- The request -
Your task is to locate every line holding the string "oraz" and to copy each of them.

━━━━━ Dataset extract

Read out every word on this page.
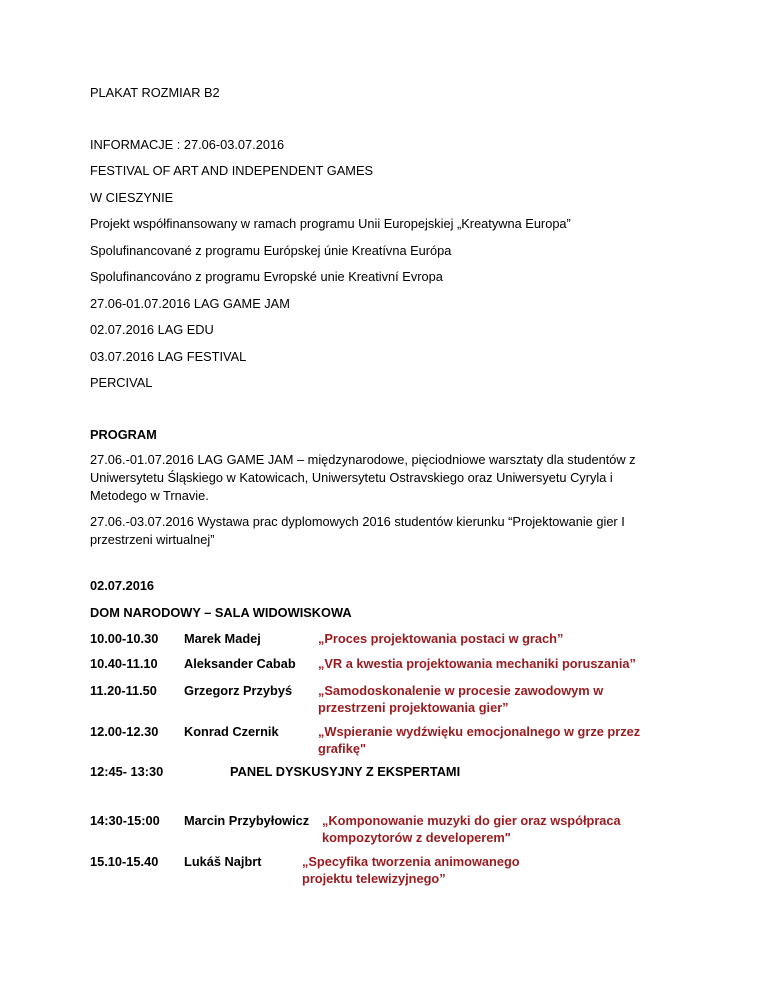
PLAKAT ROZMIAR B2
INFORMACJE : 27.06-03.07.2016
FESTIVAL OF ART AND INDEPENDENT GAMES
W CIESZYNIE
Projekt współfinansowany w ramach programu Unii Europejskiej „Kreatywna Europa”
Spolufinancované z programu Európskej únie Kreatívna Európa
Spolufinancováno z programu Evropské unie Kreativní Evropa
27.06-01.07.2016 LAG GAME JAM
02.07.2016 LAG EDU
03.07.2016 LAG FESTIVAL
PERCIVAL
PROGRAM
27.06.-01.07.2016 LAG GAME JAM – międzynarodowe, pięciodniowe warsztaty dla studentów z Uniwersytetu Śląskiego w Katowicach, Uniwersytetu Ostravskiego oraz Uniwersyetu Cyryla i Metodego w Trnavie.
27.06.-03.07.2016 Wystawa prac dyplomowych 2016 studentów kierunku “Projektowanie gier I przestrzeni wirtualnej”
02.07.2016
DOM NARODOWY – SALA WIDOWISKOWA
10.00-10.30 Marek Madej	„Proces projektowania postaci w grach”
10.40-11.10 Aleksander Cabab „VR a kwestia projektowania mechaniki poruszania”
11.20-11.50 Grzegorz Przybyś „Samodoskonalenie w procesie zawodowym w przestrzeni projektowania gier”
12.00-12.30 Konrad Czernik	„Wspieranie wydźwięku emocjonalnego w grze przez grafikę"
12:45- 13:30	PANEL DYSKUSYJNY Z EKSPERTAMI
14:30-15:00 Marcin Przybyłowicz „Komponowanie muzyki do gier oraz współpraca kompozytorów z developerem"
15.10-15.40 Lukáš Najbrt	„Specyfika tworzenia animowanego projektu telewizyjnego”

━━━━━━━━━━

- Solution to the exercise -
27.06.-01.07.2016 LAG GAME JAM – międzynarodowe, pięciodniowe warsztaty dla studentów z Uniwersytetu Śląskiego w Katowicach, Uniwersytetu Ostravskiego oraz Uniwersyetu Cyryla i Metodego w Trnavie.
14:30-15:00 Marcin Przybyłowicz „Komponowanie muzyki do gier oraz współpraca kompozytorów z developerem"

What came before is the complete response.